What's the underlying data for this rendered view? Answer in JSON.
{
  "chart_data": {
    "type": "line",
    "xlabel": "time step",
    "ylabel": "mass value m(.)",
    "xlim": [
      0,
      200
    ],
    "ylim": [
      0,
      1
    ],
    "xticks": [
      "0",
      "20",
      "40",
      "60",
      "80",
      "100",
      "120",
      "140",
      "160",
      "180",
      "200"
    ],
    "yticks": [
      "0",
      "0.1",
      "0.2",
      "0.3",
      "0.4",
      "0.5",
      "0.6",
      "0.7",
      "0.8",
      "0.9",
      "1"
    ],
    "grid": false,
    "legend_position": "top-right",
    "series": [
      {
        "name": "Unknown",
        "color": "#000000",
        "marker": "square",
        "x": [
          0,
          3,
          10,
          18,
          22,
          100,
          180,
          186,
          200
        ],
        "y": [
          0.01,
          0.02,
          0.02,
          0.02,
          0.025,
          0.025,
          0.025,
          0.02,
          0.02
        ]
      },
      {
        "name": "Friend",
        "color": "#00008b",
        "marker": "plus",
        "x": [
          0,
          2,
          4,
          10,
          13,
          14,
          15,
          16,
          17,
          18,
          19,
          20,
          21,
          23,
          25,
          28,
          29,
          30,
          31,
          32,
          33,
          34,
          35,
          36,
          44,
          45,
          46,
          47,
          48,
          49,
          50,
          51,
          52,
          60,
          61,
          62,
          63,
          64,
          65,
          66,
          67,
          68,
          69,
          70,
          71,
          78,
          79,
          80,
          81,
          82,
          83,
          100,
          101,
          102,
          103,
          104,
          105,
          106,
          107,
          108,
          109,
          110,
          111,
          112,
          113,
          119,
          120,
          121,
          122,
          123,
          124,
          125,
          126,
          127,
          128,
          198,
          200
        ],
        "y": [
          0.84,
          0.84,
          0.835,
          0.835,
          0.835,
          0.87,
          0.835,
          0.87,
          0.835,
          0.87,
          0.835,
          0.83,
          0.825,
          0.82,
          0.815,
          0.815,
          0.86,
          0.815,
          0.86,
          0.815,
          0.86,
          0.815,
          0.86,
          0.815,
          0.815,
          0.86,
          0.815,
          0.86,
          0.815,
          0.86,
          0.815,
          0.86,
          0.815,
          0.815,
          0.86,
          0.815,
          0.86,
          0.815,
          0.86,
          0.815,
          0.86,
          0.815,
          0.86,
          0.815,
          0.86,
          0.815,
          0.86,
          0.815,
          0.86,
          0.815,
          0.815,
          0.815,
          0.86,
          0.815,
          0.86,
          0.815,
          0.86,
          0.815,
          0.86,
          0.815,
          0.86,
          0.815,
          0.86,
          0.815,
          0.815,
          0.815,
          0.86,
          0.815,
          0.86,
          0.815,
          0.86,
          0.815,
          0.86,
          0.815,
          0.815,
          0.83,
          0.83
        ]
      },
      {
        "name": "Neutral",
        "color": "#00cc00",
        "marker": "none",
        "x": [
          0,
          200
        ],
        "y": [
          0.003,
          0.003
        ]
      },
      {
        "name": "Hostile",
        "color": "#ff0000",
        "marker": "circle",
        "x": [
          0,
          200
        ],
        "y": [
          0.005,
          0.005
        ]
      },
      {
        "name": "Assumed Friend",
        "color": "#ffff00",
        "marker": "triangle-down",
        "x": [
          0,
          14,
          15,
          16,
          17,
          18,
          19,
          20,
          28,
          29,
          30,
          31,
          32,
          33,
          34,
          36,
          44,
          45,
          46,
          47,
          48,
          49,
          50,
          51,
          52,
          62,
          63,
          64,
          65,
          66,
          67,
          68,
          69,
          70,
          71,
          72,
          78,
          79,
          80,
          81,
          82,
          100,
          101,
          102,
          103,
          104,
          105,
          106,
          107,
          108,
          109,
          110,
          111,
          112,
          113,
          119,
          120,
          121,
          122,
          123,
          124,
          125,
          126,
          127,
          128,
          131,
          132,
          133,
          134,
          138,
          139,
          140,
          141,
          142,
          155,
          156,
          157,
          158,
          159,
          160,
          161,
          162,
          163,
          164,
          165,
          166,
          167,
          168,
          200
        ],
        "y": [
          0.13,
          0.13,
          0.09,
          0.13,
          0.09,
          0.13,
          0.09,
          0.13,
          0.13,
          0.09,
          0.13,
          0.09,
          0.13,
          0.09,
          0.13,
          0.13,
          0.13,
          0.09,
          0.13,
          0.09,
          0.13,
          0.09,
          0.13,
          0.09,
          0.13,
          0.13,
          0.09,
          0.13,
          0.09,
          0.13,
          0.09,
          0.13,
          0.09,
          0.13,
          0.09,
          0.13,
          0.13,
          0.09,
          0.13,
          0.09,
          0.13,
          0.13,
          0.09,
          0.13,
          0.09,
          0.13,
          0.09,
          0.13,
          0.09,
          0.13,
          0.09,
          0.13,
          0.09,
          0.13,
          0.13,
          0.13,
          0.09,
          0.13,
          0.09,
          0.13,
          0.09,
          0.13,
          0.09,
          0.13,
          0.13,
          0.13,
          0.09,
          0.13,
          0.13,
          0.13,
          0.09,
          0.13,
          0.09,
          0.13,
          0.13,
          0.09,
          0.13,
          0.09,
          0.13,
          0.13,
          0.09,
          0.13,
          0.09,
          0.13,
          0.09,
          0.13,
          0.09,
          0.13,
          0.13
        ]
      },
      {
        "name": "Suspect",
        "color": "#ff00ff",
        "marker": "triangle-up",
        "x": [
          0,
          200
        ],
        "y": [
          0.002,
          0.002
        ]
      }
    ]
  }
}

- - - -

TASK. Pick out the lines that contain "color" and copy them.

EXPECTED ANSWER.
        "color": "#000000",
        "color": "#00008b",
        "color": "#00cc00",
        "color": "#ff0000",
        "color": "#ffff00",
        "color": "#ff00ff",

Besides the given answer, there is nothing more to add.